Extract to read
Like Daniel goin’ to the lion’s den,the porter thought. He did not envy Izzy the prospect of spending a week with his grandfather—leastways, not if he’s anything like old Ennis P. Washington, God rest his soul.

A fictionalized account of true events.

Memory as Fiction

The vignette above is exerpted, with slight changes, from one of my Izzy Mahler stories, “The Lion’s Den,” which won honorable mention in the Saturday Evening Post’s Great American Fiction Contest for 2018.

In all essentials, it is taken straight from my life. I made up the part about the porter being named George Washington. 

No Risk Too Trivial

Younger readers may doubt there was ever a time when a loving mother would send her young child on a train trip all alone, would casually give him over to the care of a lowly  railroad employee, with just the added fillip of a small gratuity. But in 1952, that’s how things worked. Back then, automobiles did not have seat belts, either—and most people didn’t lock their doors most of the time. 

Now airlines have official policies and hefty fees for transporting “unaccompanied minors.” Amtrak, today’s version of passenger rail service, is even worse. It refuses to let children under age 13 travel unaccompanied, period. Our cars not only have seat belts but also shoulder harnesses and airbags—all mandated by the federal government. I can’t prove it, but I think more of us lock our doors all the time, or at least most of the time.

We may be safer, but life seems more fraught with peril. Here endeth the digression.

Black Porters

A. Philip Randolph, 1963. John Bottega, New York World-Telegram and Sun.Public Domain.

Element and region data
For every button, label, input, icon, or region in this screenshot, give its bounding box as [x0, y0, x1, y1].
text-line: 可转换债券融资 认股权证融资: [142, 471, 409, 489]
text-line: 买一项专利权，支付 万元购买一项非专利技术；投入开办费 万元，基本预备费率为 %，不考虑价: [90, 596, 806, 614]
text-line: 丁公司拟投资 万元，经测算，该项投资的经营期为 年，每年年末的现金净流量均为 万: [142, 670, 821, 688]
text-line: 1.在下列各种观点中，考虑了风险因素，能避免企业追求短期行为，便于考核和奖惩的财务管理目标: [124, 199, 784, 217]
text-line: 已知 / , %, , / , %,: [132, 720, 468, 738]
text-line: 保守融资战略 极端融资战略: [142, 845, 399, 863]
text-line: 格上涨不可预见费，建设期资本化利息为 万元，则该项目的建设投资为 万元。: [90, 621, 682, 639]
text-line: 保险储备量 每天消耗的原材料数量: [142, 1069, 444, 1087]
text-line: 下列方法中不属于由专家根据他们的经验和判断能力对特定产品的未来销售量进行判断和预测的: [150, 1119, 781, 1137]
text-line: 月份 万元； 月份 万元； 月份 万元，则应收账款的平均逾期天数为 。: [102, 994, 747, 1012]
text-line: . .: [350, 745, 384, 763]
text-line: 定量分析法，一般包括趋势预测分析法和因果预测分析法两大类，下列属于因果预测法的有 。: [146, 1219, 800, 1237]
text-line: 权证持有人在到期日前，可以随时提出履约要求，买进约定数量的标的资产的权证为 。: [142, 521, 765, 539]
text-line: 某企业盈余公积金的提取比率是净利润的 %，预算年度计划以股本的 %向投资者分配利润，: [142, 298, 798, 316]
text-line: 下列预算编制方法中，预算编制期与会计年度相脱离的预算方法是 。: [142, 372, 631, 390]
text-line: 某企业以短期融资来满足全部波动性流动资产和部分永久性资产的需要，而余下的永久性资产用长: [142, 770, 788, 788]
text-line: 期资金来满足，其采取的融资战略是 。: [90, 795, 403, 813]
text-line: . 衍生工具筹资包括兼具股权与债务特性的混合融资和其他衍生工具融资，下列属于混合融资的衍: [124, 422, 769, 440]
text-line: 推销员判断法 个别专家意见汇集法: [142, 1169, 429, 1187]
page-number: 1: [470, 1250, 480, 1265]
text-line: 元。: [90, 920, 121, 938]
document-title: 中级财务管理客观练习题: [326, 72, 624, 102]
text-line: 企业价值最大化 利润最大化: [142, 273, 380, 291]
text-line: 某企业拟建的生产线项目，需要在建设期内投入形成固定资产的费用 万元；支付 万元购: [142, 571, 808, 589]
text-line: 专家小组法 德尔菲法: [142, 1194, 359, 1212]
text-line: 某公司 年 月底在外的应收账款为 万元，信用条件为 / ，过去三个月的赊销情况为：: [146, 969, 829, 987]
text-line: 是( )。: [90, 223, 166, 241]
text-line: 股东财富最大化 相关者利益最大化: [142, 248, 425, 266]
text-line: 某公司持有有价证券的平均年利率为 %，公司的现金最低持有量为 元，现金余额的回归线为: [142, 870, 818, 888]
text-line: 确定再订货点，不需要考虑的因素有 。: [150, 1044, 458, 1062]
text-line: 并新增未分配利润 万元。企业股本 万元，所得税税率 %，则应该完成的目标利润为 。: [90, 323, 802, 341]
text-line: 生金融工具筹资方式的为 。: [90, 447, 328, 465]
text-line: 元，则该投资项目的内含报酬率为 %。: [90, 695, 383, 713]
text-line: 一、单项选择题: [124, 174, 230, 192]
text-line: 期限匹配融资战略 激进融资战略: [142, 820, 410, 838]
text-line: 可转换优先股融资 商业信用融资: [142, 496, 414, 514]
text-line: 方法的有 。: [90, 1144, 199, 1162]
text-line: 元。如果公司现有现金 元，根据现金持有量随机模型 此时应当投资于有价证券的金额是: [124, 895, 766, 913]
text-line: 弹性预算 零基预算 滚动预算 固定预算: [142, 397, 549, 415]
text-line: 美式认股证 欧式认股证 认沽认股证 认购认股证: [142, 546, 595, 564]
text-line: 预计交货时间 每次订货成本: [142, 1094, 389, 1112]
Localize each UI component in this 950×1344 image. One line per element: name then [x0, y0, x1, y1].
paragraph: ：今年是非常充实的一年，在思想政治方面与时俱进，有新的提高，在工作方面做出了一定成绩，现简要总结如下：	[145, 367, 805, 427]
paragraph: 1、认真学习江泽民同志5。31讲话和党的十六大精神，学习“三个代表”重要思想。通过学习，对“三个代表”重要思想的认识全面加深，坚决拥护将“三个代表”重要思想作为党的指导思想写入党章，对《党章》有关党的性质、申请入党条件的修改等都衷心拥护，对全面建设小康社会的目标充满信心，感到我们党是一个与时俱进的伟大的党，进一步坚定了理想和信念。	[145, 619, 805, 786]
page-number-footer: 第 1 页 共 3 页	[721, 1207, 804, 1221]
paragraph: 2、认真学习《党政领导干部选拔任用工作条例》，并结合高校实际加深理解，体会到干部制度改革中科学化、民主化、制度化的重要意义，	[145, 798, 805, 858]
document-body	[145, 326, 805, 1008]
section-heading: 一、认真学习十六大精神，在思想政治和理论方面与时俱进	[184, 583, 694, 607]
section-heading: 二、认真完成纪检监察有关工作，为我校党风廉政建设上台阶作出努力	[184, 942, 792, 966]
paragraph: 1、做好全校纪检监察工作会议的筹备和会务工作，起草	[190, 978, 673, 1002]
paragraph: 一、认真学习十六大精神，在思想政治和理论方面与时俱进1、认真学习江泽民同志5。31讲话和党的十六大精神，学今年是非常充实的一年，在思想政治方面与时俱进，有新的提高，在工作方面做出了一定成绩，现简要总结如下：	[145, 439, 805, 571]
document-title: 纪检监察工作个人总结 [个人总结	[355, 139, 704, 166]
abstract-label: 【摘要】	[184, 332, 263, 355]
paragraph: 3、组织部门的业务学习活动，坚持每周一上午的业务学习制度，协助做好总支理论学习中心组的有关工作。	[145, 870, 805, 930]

Problems to solve
• A. In the text about the train porter, rewrite the stretch from "A fictionalized account" through "named George Washington.", replacing "vignette" with "passage".
• B. Condense the paragraph beginning "Now airlines have official policies" from the text about the train porter, keeping its main facts.

Solutions per task
• A.
A fictionalized account of true events.

Memory as Fiction

The passage above is exerpted, with slight changes, from one of my Izzy Mahler stories, “The Lion’s Den,” which won honorable mention in the Saturday Evening Post’s Great American Fiction Contest for 2018.

In all essentials, it is taken straight from my life. I made up the part about the porter being named George Washington.

• B. Airlines now have official policies and hefty fees for transporting unaccompanied minors. Amtrak refuses outright to let children under 13 travel alone. Cars now carry federally mandated seat belts, shoulder harnesses and airbags. The writer suspects, without proof, that more people now lock their doors all or most of the time.